[Text segment — start]
6. Re-Presentation and Verification
[0043] Where an authorised party re-presents the original evidence payload, processors may recompute EvidenceCommitment under the same SchemaVersionId.
[0044] If the recomputed EvidenceCommitment matches the stored commitment, equivalence is verified.
[0045] Replay uses timestamps recorded as data within the LifecycleRecord and does not depend on current system time.
7. Distributed Determinism
[0046] Distributed nodes possessing identical LifecycleRecord entries and schema identifiers produce identical eligibility determinations.
[0047] Deterministic lifecycle gating therefore yields identical and reproducible execution outcomes across distributed deployments.
Claims
-
A computer-implemented method for deterministic evidence lifecycle control without payload retention, the method comprising: (a) receiving an evidence payload and provenance metadata including a collection timestamp recorded as data and a schema version identifier; (b) canonicalising the evidence payload under a version-bound schema to produce CanonicalEvidence; (c) computing an EvidenceCommitment as H(CanonicalEvidence || ProvenanceMetadata || SchemaVersionId); (d) generating a LifecycleRecord binding the EvidenceCommitment, SchemaVersionId, PermittedUseScope identifier, RetentionPolicy identifier, ExpiryTime, and CreationTimestamp, each recorded as data; (e) appending the LifecycleRecord to an immutable store; (f) deleting or not persisting the evidence payload beyond commitment generation; and (g) prior to executing a processing operation referencing the EvidenceCommitment, verifying lifecycle eligibility against the LifecycleRecord and, upon failure of any eligibility condition, suppressing execution in a fail-closed manner.
[Text segment — finish]
Things to do
1. In the evidence lifecycle text, what does replay use in place of current system time?
2. Resume the evidence lifecycle text from where it stops.
The lines after this point are separate material, unrelated to the evidence lifecycle text.
[Records supplied — start]
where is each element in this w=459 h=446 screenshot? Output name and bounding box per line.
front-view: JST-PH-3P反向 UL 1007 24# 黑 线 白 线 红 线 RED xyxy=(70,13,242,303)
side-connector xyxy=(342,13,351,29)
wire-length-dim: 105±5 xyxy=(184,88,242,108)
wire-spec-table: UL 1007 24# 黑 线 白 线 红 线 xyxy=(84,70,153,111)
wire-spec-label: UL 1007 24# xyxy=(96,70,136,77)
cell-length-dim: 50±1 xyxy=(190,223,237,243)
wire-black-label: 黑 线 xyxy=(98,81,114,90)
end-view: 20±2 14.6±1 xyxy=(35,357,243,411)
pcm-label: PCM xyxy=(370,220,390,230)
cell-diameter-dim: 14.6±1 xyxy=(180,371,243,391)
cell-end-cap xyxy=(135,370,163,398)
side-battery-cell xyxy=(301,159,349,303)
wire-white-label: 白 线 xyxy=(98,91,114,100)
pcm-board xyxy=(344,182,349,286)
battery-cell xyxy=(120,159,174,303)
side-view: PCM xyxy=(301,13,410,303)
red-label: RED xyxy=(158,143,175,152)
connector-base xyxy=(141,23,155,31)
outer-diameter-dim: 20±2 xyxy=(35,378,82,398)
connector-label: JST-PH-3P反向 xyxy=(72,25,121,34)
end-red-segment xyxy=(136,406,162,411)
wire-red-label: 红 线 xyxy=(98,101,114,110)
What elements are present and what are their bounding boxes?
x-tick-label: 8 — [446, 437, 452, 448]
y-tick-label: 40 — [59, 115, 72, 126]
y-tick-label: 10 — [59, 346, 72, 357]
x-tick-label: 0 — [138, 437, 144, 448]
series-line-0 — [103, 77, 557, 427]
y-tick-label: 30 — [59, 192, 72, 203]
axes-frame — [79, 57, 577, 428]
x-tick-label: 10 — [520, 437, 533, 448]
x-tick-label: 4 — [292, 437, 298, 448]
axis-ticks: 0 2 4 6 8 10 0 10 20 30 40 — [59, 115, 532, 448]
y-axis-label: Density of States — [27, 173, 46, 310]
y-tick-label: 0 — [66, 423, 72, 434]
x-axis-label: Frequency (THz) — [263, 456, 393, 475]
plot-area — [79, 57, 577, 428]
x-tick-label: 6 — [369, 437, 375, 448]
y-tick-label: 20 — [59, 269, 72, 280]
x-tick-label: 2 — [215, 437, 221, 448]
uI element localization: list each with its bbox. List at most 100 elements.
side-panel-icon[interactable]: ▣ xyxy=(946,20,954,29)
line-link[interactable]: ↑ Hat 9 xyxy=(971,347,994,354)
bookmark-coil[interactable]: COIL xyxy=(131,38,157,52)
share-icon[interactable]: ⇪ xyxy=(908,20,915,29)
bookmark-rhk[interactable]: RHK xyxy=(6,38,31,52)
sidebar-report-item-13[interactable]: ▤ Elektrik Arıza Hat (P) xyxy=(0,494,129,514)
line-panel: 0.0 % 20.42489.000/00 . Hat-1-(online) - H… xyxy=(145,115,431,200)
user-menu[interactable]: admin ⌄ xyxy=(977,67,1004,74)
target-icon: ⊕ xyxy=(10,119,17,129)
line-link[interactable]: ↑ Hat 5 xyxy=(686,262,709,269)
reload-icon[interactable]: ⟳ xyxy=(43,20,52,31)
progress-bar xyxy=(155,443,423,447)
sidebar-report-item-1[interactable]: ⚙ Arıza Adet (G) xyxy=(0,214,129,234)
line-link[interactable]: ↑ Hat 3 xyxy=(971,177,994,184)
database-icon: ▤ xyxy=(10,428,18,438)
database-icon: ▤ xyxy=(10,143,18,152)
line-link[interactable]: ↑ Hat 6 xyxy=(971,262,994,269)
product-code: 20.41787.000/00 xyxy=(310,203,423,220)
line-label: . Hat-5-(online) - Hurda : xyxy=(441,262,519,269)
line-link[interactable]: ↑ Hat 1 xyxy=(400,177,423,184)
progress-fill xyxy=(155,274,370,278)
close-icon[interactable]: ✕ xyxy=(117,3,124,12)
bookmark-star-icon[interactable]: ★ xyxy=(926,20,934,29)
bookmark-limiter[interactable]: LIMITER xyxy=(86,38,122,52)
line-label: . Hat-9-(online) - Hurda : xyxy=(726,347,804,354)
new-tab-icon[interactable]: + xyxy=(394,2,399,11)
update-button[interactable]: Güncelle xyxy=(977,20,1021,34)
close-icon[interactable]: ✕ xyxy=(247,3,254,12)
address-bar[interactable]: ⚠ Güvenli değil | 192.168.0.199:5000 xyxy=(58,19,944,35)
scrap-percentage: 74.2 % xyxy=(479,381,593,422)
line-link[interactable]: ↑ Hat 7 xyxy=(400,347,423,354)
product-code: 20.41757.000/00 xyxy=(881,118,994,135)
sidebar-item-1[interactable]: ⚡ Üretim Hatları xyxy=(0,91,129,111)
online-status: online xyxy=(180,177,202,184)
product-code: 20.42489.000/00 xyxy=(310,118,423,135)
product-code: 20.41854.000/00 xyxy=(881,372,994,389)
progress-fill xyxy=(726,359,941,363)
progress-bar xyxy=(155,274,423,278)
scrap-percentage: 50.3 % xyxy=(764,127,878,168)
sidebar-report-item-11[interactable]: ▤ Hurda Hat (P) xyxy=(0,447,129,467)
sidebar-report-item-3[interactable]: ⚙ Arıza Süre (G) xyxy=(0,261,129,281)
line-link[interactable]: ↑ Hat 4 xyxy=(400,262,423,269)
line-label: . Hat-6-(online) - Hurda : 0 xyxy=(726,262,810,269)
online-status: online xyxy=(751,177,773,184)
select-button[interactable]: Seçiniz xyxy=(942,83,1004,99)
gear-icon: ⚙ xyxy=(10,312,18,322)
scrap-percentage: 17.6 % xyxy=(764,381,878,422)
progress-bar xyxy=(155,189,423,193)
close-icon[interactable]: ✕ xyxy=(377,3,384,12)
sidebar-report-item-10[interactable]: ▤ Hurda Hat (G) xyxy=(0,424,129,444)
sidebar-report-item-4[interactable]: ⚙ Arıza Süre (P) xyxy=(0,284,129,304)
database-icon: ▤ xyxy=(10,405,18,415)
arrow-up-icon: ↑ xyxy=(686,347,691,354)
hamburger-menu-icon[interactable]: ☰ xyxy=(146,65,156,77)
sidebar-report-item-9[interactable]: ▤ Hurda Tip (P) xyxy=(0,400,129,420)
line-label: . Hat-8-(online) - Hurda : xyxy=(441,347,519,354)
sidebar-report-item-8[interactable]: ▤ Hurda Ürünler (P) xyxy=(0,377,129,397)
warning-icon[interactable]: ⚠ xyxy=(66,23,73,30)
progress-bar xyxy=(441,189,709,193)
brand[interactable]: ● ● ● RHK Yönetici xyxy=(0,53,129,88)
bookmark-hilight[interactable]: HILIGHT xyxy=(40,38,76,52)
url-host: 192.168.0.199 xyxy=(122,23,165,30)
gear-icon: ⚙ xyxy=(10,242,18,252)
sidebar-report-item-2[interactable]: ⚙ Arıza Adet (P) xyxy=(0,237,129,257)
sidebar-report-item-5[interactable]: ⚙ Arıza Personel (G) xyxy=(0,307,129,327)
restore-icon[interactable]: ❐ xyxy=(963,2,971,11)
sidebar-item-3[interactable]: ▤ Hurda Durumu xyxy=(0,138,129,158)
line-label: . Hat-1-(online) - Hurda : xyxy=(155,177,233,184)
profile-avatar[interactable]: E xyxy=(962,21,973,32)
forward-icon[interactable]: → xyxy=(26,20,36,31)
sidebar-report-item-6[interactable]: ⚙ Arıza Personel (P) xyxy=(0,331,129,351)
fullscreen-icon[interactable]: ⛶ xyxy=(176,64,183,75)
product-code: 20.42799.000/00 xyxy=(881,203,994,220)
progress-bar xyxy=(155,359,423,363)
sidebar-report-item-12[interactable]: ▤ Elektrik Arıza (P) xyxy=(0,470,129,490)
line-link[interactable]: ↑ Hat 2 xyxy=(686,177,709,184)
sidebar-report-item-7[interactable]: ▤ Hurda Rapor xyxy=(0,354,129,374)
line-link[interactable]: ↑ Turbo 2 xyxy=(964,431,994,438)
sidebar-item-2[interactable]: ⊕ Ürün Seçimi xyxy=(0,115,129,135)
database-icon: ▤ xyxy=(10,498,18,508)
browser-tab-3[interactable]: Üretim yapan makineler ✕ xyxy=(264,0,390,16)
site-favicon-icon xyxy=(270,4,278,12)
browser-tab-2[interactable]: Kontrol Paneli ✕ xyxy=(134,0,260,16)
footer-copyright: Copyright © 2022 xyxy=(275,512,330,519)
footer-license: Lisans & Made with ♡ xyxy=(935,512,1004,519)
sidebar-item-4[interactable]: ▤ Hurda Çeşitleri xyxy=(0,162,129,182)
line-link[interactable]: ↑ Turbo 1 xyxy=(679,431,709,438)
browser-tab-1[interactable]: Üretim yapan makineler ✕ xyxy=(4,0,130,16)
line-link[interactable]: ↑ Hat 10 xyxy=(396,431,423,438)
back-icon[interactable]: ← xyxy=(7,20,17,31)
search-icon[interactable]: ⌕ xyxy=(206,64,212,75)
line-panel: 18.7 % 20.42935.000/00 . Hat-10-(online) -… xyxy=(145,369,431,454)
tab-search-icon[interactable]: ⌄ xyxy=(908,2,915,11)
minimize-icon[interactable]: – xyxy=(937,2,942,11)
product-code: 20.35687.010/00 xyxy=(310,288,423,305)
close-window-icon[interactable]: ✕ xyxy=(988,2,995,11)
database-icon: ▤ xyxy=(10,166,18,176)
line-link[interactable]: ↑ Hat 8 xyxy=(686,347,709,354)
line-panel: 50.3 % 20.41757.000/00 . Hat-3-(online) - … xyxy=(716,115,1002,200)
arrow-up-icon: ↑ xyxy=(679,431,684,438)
[Records supplied — finish]
Responses to the tasks
1. Timestamps recorded as data within the LifecycleRecord.

2.
-
The method of claim 1 wherein eligibility verification confirms existence of the EvidenceCommitment, validity of PermittedUseScope, non-expiry under ExpiryTime, and compliance with RetentionPolicy constraints.
-
The method of claim 1 wherein eligibility verification is performed without access to the evidence payload.
-
The method of claim 1 wherein a deterministic rejection record identifying the violated lifecycle constraint is appended to the immutable store upon eligibility failure.
-
The method of claim 1 wherein replay recomputes EvidenceCommitment using stored LifecycleRecord fields and does not depend on current system time.
-
The method of claim 1 wherein distributed nodes possessing identical LifecycleRecord entries and identical SchemaVersionId produce identical eligibility determinations.
-
A computing system comprising one or more processors and memory storing instructions which, when executed, cause the processors to perform the method of any of claims 1 to 6.
-
A non-transitory computer-readable medium storing instructions which, when executed, cause one or more processors to perform the method of any of claims 1 to 6.
Licence
Any person is granted a perpetual, irrevocable, worldwide, royalty-free licence to make, use, implement, modify, or distribute any system or method described in this disclosure for any purpose, without restriction, under the Apache License 2.0.
A copy of the Apache License 2.0 is available at https://www.apache.org/licenses/LICENSE-2.0
Abstract
A deterministic evidence lifecycle without payload retention is disclosed. Evidence payloads are canonicalised under a version-bound schema and an EvidenceCommitment is computed as H(CanonicalEvidence || ProvenanceMetadata || SchemaVersionId). A LifecycleRecord binding the commitment, permitted-use scope, retention policy, and expiry constraints is appended to an immutable store. The evidence payload is deleted or not retained after commitment generation. Processing operations referencing the EvidenceCommitment are gated by deterministic eligibility verification against the LifecycleRecord, and execution is suppressed in a fail-closed manner when eligibility conditions are not satisfied. Replay uses stored timestamps and does not depend on current system time. The system modifies processor execution behaviour by enforcing cryptographically verifiable evidence usage without payload retention across distributed nodes.